* [Task directions]:
Copy out the records precisely, omitting pictures.

* [Available records]:

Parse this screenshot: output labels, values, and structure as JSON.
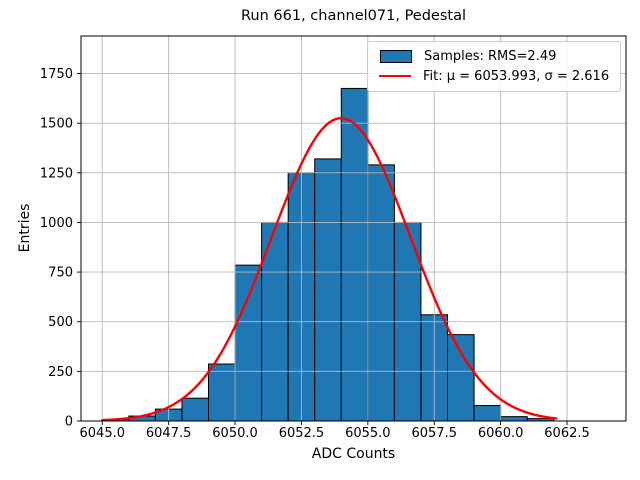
{
  "figure": {
    "title": "Run 661, channel071, Pedestal",
    "xlabel": "ADC Counts",
    "ylabel": "Entries"
  },
  "legend": {
    "position": "upper right",
    "samples_label": "Samples: RMS=2.49",
    "fit_label": "Fit: μ = 6053.993, σ = 2.616",
    "samples_swatch_color": "#1f77b4",
    "fit_line_color": "#ff0000"
  },
  "chart_data": {
    "type": "bar",
    "subtype": "histogram",
    "title": "Run 661, channel071, Pedestal",
    "xlabel": "ADC Counts",
    "ylabel": "Entries",
    "bin_start": 6045,
    "bin_width": 1,
    "bin_left_edges": [
      6045,
      6046,
      6047,
      6048,
      6049,
      6050,
      6051,
      6052,
      6053,
      6054,
      6055,
      6056,
      6057,
      6058,
      6059,
      6060,
      6061
    ],
    "values": [
      8,
      25,
      60,
      115,
      287,
      785,
      1000,
      1250,
      1320,
      1675,
      1290,
      1000,
      535,
      435,
      78,
      22,
      12
    ],
    "samples_rms": 2.49,
    "fit": {
      "shape": "gaussian",
      "mu": 6053.993,
      "sigma": 2.616,
      "amplitude": 1525,
      "domain": [
        6045,
        6062.1
      ]
    },
    "x_ticks": [
      {
        "v": 6045.0,
        "label": "6045.0"
      },
      {
        "v": 6047.5,
        "label": "6047.5"
      },
      {
        "v": 6050.0,
        "label": "6050.0"
      },
      {
        "v": 6052.5,
        "label": "6052.5"
      },
      {
        "v": 6055.0,
        "label": "6055.0"
      },
      {
        "v": 6057.5,
        "label": "6057.5"
      },
      {
        "v": 6060.0,
        "label": "6060.0"
      },
      {
        "v": 6062.5,
        "label": "6062.5"
      }
    ],
    "y_ticks": [
      {
        "v": 0,
        "label": "0"
      },
      {
        "v": 250,
        "label": "250"
      },
      {
        "v": 500,
        "label": "500"
      },
      {
        "v": 750,
        "label": "750"
      },
      {
        "v": 1000,
        "label": "1000"
      },
      {
        "v": 1250,
        "label": "1250"
      },
      {
        "v": 1500,
        "label": "1500"
      },
      {
        "v": 1750,
        "label": "1750"
      }
    ],
    "xlim": [
      6044.2,
      6064.72
    ],
    "ylim": [
      0,
      1939
    ],
    "grid": true,
    "grid_color": "#b8b8b8",
    "legend_position": "upper right",
    "bar_color": "#1f77b4",
    "bar_edge_color": "#000000",
    "fit_color": "#ff0000"
  }
}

* [Written answer]:
Parse this screenshot: output labels, values, and structure as JSON.
{
  "figure": {
    "title": "Run 661, channel071, Pedestal",
    "xlabel": "ADC Counts",
    "ylabel": "Entries"
  },
  "legend": {
    "position": "upper right",
    "samples_label": "Samples: RMS=2.49",
    "fit_label": "Fit: μ = 6053.993, σ = 2.616",
    "samples_swatch_color": "#1f77b4",
    "fit_line_color": "#ff0000"
  },
  "chart_data": {
    "type": "bar",
    "subtype": "histogram",
    "title": "Run 661, channel071, Pedestal",
    "xlabel": "ADC Counts",
    "ylabel": "Entries",
    "bin_start": 6045,
    "bin_width": 1,
    "bin_left_edges": [
      6045,
      6046,
      6047,
      6048,
      6049,
      6050,
      6051,
      6052,
      6053,
      6054,
      6055,
      6056,
      6057,
      6058,
      6059,
      6060,
      6061
    ],
    "values": [
      8,
      25,
      60,
      115,
      287,
      785,
      1000,
      1250,
      1320,
      1675,
      1290,
      1000,
      535,
      435,
      78,
      22,
      12
    ],
    "samples_rms": 2.49,
    "fit": {
      "shape": "gaussian",
      "mu": 6053.993,
      "sigma": 2.616,
      "amplitude": 1525,
      "domain": [
        6045,
        6062.1
      ]
    },
    "x_ticks": [
      {
        "v": 6045.0,
        "label": "6045.0"
      },
      {
        "v": 6047.5,
        "label": "6047.5"
      },
      {
        "v": 6050.0,
        "label": "6050.0"
      },
      {
        "v": 6052.5,
        "label": "6052.5"
      },
      {
        "v": 6055.0,
        "label": "6055.0"
      },
      {
        "v": 6057.5,
        "label": "6057.5"
      },
      {
        "v": 6060.0,
        "label": "6060.0"
      },
      {
        "v": 6062.5,
        "label": "6062.5"
      }
    ],
    "y_ticks": [
      {
        "v": 0,
        "label": "0"
      },
      {
        "v": 250,
        "label": "250"
      },
      {
        "v": 500,
        "label": "500"
      },
      {
        "v": 750,
        "label": "750"
      },
      {
        "v": 1000,
        "label": "1000"
      },
      {
        "v": 1250,
        "label": "1250"
      },
      {
        "v": 1500,
        "label": "1500"
      },
      {
        "v": 1750,
        "label": "1750"
      }
    ],
    "xlim": [
      6044.2,
      6064.72
    ],
    "ylim": [
      0,
      1939
    ],
    "grid": true,
    "grid_color": "#b8b8b8",
    "legend_position": "upper right",
    "bar_color": "#1f77b4",
    "bar_edge_color": "#000000",
    "fit_color": "#ff0000"
  }
}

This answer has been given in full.